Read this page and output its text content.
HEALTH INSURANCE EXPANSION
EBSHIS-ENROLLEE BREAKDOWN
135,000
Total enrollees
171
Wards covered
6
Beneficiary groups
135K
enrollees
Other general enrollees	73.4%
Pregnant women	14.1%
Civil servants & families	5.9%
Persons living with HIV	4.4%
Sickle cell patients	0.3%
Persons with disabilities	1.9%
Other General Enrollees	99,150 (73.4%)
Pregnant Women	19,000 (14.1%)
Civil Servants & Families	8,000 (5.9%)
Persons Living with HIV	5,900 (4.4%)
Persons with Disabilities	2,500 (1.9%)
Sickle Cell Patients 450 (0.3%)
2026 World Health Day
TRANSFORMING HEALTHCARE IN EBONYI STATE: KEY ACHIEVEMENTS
================================
◆ **TASK GOAL**
Go through the data above and transcribe every entry exactly.

◆ **EXERCISE OUTPUT**
Read this page and output its text content.
HEALTH INSURANCE EXPANSION
EBSHIS-ENROLLEE BREAKDOWN
135,000
Total enrollees
171
Wards covered
6
Beneficiary groups
135K
enrollees
Other general enrollees	73.4%
Pregnant women	14.1%
Civil servants & families	5.9%
Persons living with HIV	4.4%
Sickle cell patients	0.3%
Persons with disabilities	1.9%
Other General Enrollees	99,150 (73.4%)
Pregnant Women	19,000 (14.1%)
Civil Servants & Families	8,000 (5.9%)
Persons Living with HIV	5,900 (4.4%)
Persons with Disabilities	2,500 (1.9%)
Sickle Cell Patients 450 (0.3%)
2026 World Health Day
TRANSFORMING HEALTHCARE IN EBONYI STATE: KEY ACHIEVEMENTS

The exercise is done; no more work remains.